Work to complete: Copy out the listing that follows, exactly, without its pictures.
--- BEGIN ---
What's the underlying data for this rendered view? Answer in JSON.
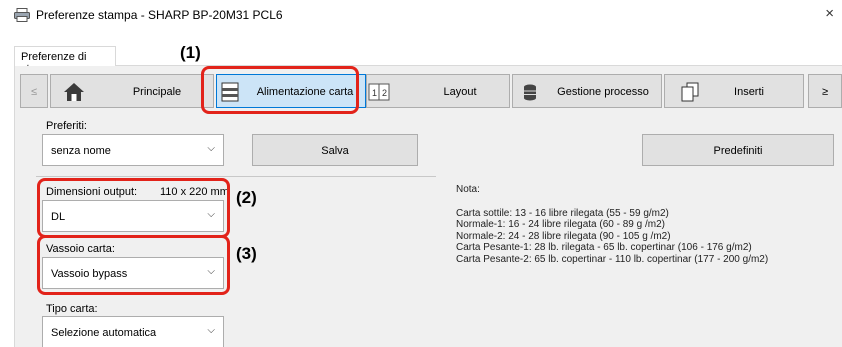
{
  "window": {
    "title": "Preferenze stampa - SHARP BP-20M31 PCL6",
    "close_glyph": "×"
  },
  "tab": {
    "label": "Preferenze di stampa"
  },
  "toolbar": {
    "scroll_left": "≤",
    "scroll_right": "≥",
    "items": [
      {
        "label": "Principale",
        "icon": "home-icon"
      },
      {
        "label": "Alimentazione carta",
        "icon": "paper-tray-icon"
      },
      {
        "label": "Layout",
        "icon": "layout-icon"
      },
      {
        "label": "Gestione processo",
        "icon": "job-handling-icon"
      },
      {
        "label": "Inserti",
        "icon": "inserts-icon"
      }
    ]
  },
  "favorites": {
    "label": "Preferiti:",
    "value": "senza nome",
    "save_label": "Salva",
    "defaults_label": "Predefiniti"
  },
  "output_size": {
    "label": "Dimensioni output:",
    "dimension": "110 x 220 mm",
    "value": "DL"
  },
  "paper_tray": {
    "label": "Vassoio carta:",
    "value": "Vassoio bypass"
  },
  "paper_type": {
    "label": "Tipo carta:",
    "value": "Selezione automatica"
  },
  "note": {
    "title": "Nota:",
    "lines": [
      "Carta sottile: 13 - 16 libre rilegata (55 - 59 g/m2)",
      "Normale-1: 16 - 24 libre rilegata (60 - 89 g /m2)",
      "Normale-2: 24 - 28 libre rilegata (90 - 105 g /m2)",
      "Carta Pesante-1: 28 lb. rilegata - 65 lb. copertinar (106 - 176 g/m2)",
      "Carta Pesante-2: 65 lb. copertinar - 110 lb. copertinar (177 - 200 g/m2)"
    ]
  },
  "callouts": {
    "c1": "(1)",
    "c2": "(2)",
    "c3": "(3)"
  },
  "colors": {
    "highlight": "#e2231a",
    "active_tab": "#cce4f7",
    "active_border": "#0078d7"
  }
}
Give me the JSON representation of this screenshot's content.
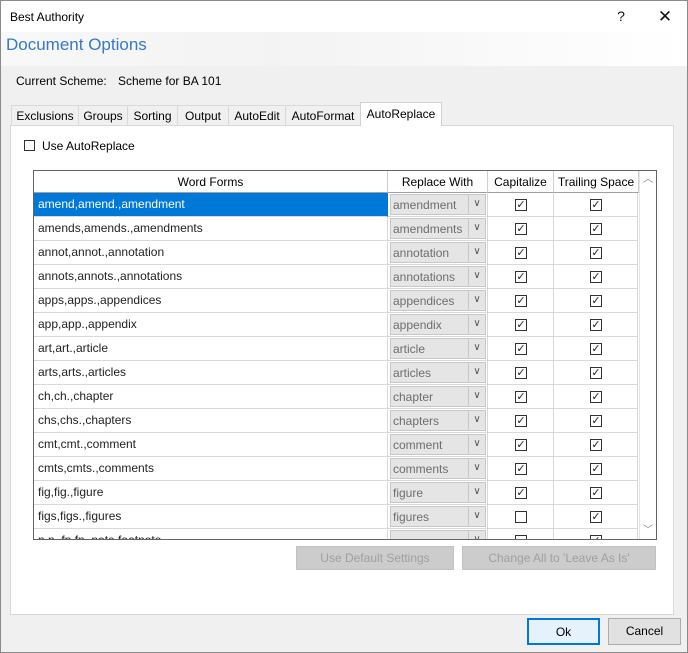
{
  "window": {
    "title": "Best Authority",
    "help_label": "?",
    "close_label": "✕"
  },
  "header": {
    "title": "Document Options",
    "scheme_label": "Current Scheme:",
    "scheme_value": "Scheme for BA 101"
  },
  "tabs": [
    {
      "label": "Exclusions",
      "active": false
    },
    {
      "label": "Groups",
      "active": false
    },
    {
      "label": "Sorting",
      "active": false
    },
    {
      "label": "Output",
      "active": false
    },
    {
      "label": "AutoEdit",
      "active": false
    },
    {
      "label": "AutoFormat",
      "active": false
    },
    {
      "label": "AutoReplace",
      "active": true
    }
  ],
  "use_autoreplace": {
    "label": "Use AutoReplace",
    "checked": false
  },
  "grid": {
    "columns": [
      "Word Forms",
      "Replace With",
      "Capitalize",
      "Trailing Space"
    ],
    "rows": [
      {
        "word_forms": "amend,amend.,amendment",
        "replace_with": "amendment",
        "capitalize": true,
        "trailing_space": true,
        "selected": true
      },
      {
        "word_forms": "amends,amends.,amendments",
        "replace_with": "amendments",
        "capitalize": true,
        "trailing_space": true
      },
      {
        "word_forms": "annot,annot.,annotation",
        "replace_with": "annotation",
        "capitalize": true,
        "trailing_space": true
      },
      {
        "word_forms": "annots,annots.,annotations",
        "replace_with": "annotations",
        "capitalize": true,
        "trailing_space": true
      },
      {
        "word_forms": "apps,apps.,appendices",
        "replace_with": "appendices",
        "capitalize": true,
        "trailing_space": true
      },
      {
        "word_forms": "app,app.,appendix",
        "replace_with": "appendix",
        "capitalize": true,
        "trailing_space": true
      },
      {
        "word_forms": "art,art.,article",
        "replace_with": "article",
        "capitalize": true,
        "trailing_space": true
      },
      {
        "word_forms": "arts,arts.,articles",
        "replace_with": "articles",
        "capitalize": true,
        "trailing_space": true
      },
      {
        "word_forms": "ch,ch.,chapter",
        "replace_with": "chapter",
        "capitalize": true,
        "trailing_space": true
      },
      {
        "word_forms": "chs,chs.,chapters",
        "replace_with": "chapters",
        "capitalize": true,
        "trailing_space": true
      },
      {
        "word_forms": "cmt,cmt.,comment",
        "replace_with": "comment",
        "capitalize": true,
        "trailing_space": true
      },
      {
        "word_forms": "cmts,cmts.,comments",
        "replace_with": "comments",
        "capitalize": true,
        "trailing_space": true
      },
      {
        "word_forms": "fig,fig.,figure",
        "replace_with": "figure",
        "capitalize": true,
        "trailing_space": true
      },
      {
        "word_forms": "figs,figs.,figures",
        "replace_with": "figures",
        "capitalize": false,
        "trailing_space": true
      },
      {
        "word_forms": "n,n.,fn,fn.,note,footnote",
        "replace_with": "",
        "capitalize": false,
        "trailing_space": true
      }
    ]
  },
  "buttons": {
    "use_default": "Use Default Settings",
    "change_all": "Change All to 'Leave As Is'",
    "ok": "Ok",
    "cancel": "Cancel"
  }
}
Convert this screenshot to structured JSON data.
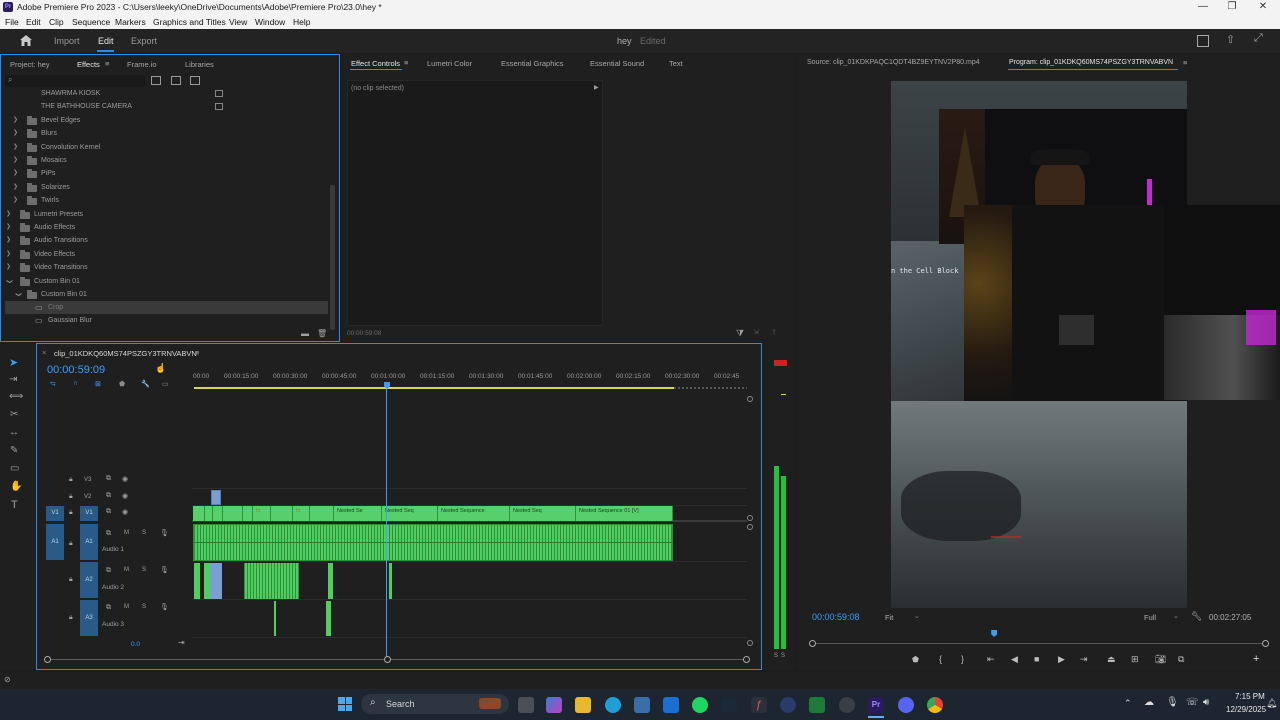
--- END ---
Written solution:
What's the underlying data for this rendered view? Answer in JSON.
{
  "window": {
    "title": "Preferenze stampa - SHARP BP-20M31 PCL6",
    "close_glyph": "×"
  },
  "tab": {
    "label": "Preferenze di stampa"
  },
  "toolbar": {
    "scroll_left": "≤",
    "scroll_right": "≥",
    "items": [
      {
        "label": "Principale",
        "icon": "home-icon"
      },
      {
        "label": "Alimentazione carta",
        "icon": "paper-tray-icon"
      },
      {
        "label": "Layout",
        "icon": "layout-icon"
      },
      {
        "label": "Gestione processo",
        "icon": "job-handling-icon"
      },
      {
        "label": "Inserti",
        "icon": "inserts-icon"
      }
    ]
  },
  "favorites": {
    "label": "Preferiti:",
    "value": "senza nome",
    "save_label": "Salva",
    "defaults_label": "Predefiniti"
  },
  "output_size": {
    "label": "Dimensioni output:",
    "dimension": "110 x 220 mm",
    "value": "DL"
  },
  "paper_tray": {
    "label": "Vassoio carta:",
    "value": "Vassoio bypass"
  },
  "paper_type": {
    "label": "Tipo carta:",
    "value": "Selezione automatica"
  },
  "note": {
    "title": "Nota:",
    "lines": [
      "Carta sottile: 13 - 16 libre rilegata (55 - 59 g/m2)",
      "Normale-1: 16 - 24 libre rilegata (60 - 89 g /m2)",
      "Normale-2: 24 - 28 libre rilegata (90 - 105 g /m2)",
      "Carta Pesante-1: 28 lb. rilegata - 65 lb. copertinar (106 - 176 g/m2)",
      "Carta Pesante-2: 65 lb. copertinar - 110 lb. copertinar (177 - 200 g/m2)"
    ]
  },
  "callouts": {
    "c1": "(1)",
    "c2": "(2)",
    "c3": "(3)"
  },
  "colors": {
    "highlight": "#e2231a",
    "active_tab": "#cce4f7",
    "active_border": "#0078d7"
  }
}
Give me the JSON representation of this screenshot's content.
{
  "window": {
    "title": "Best Authority",
    "help_label": "?",
    "close_label": "✕"
  },
  "header": {
    "title": "Document Options",
    "scheme_label": "Current Scheme:",
    "scheme_value": "Scheme for BA 101"
  },
  "tabs": [
    {
      "label": "Exclusions",
      "active": false
    },
    {
      "label": "Groups",
      "active": false
    },
    {
      "label": "Sorting",
      "active": false
    },
    {
      "label": "Output",
      "active": false
    },
    {
      "label": "AutoEdit",
      "active": false
    },
    {
      "label": "AutoFormat",
      "active": false
    },
    {
      "label": "AutoReplace",
      "active": true
    }
  ],
  "use_autoreplace": {
    "label": "Use AutoReplace",
    "checked": false
  },
  "grid": {
    "columns": [
      "Word Forms",
      "Replace With",
      "Capitalize",
      "Trailing Space"
    ],
    "rows": [
      {
        "word_forms": "amend,amend.,amendment",
        "replace_with": "amendment",
        "capitalize": true,
        "trailing_space": true,
        "selected": true
      },
      {
        "word_forms": "amends,amends.,amendments",
        "replace_with": "amendments",
        "capitalize": true,
        "trailing_space": true
      },
      {
        "word_forms": "annot,annot.,annotation",
        "replace_with": "annotation",
        "capitalize": true,
        "trailing_space": true
      },
      {
        "word_forms": "annots,annots.,annotations",
        "replace_with": "annotations",
        "capitalize": true,
        "trailing_space": true
      },
      {
        "word_forms": "apps,apps.,appendices",
        "replace_with": "appendices",
        "capitalize": true,
        "trailing_space": true
      },
      {
        "word_forms": "app,app.,appendix",
        "replace_with": "appendix",
        "capitalize": true,
        "trailing_space": true
      },
      {
        "word_forms": "art,art.,article",
        "replace_with": "article",
        "capitalize": true,
        "trailing_space": true
      },
      {
        "word_forms": "arts,arts.,articles",
        "replace_with": "articles",
        "capitalize": true,
        "trailing_space": true
      },
      {
        "word_forms": "ch,ch.,chapter",
        "replace_with": "chapter",
        "capitalize": true,
        "trailing_space": true
      },
      {
        "word_forms": "chs,chs.,chapters",
        "replace_with": "chapters",
        "capitalize": true,
        "trailing_space": true
      },
      {
        "word_forms": "cmt,cmt.,comment",
        "replace_with": "comment",
        "capitalize": true,
        "trailing_space": true
      },
      {
        "word_forms": "cmts,cmts.,comments",
        "replace_with": "comments",
        "capitalize": true,
        "trailing_space": true
      },
      {
        "word_forms": "fig,fig.,figure",
        "replace_with": "figure",
        "capitalize": true,
        "trailing_space": true
      },
      {
        "word_forms": "figs,figs.,figures",
        "replace_with": "figures",
        "capitalize": false,
        "trailing_space": true
      },
      {
        "word_forms": "n,n.,fn,fn.,note,footnote",
        "replace_with": "",
        "capitalize": false,
        "trailing_space": true
      }
    ]
  },
  "buttons": {
    "use_default": "Use Default Settings",
    "change_all": "Change All to 'Leave As Is'",
    "ok": "Ok",
    "cancel": "Cancel"
  }
}
Convert this screenshot to structured JSON data.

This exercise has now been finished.